▸ **What to produce**
Every record should be repeated exactly, except that pictures are left out.
★ ★ ★ ★
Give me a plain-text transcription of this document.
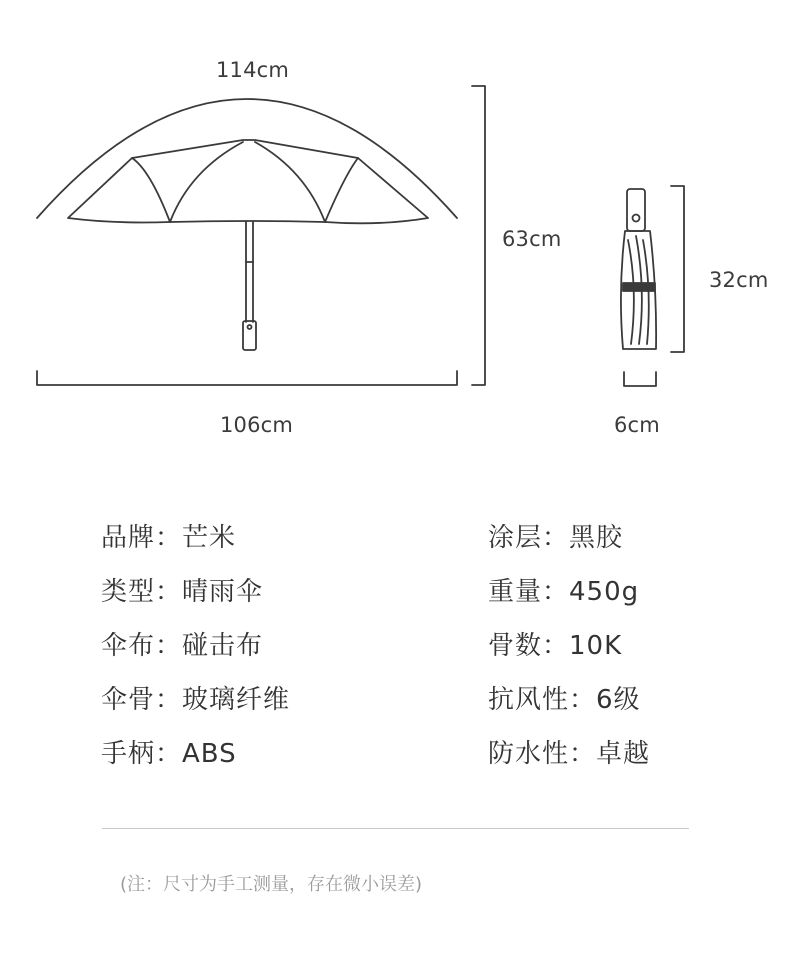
114cm
106cm
63cm
32cm
6cm
品牌：芒米
类型：晴雨伞
伞布：碰击布
伞骨：玻璃纤维
手柄：ABS
涂层：黑胶
重量：450g
骨数：10K
抗风性：6级
防水性：卓越
(注：尺寸为手工测量，存在微小误差)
★ ★ ★ ★
▸ **Complete answer**
Give me a plain-text transcription of this document.
114cm
106cm
63cm
32cm
6cm
品牌：芒米
类型：晴雨伞
伞布：碰击布
伞骨：玻璃纤维
手柄：ABS
涂层：黑胶
重量：450g
骨数：10K
抗风性：6级
防水性：卓越
(注：尺寸为手工测量，存在微小误差)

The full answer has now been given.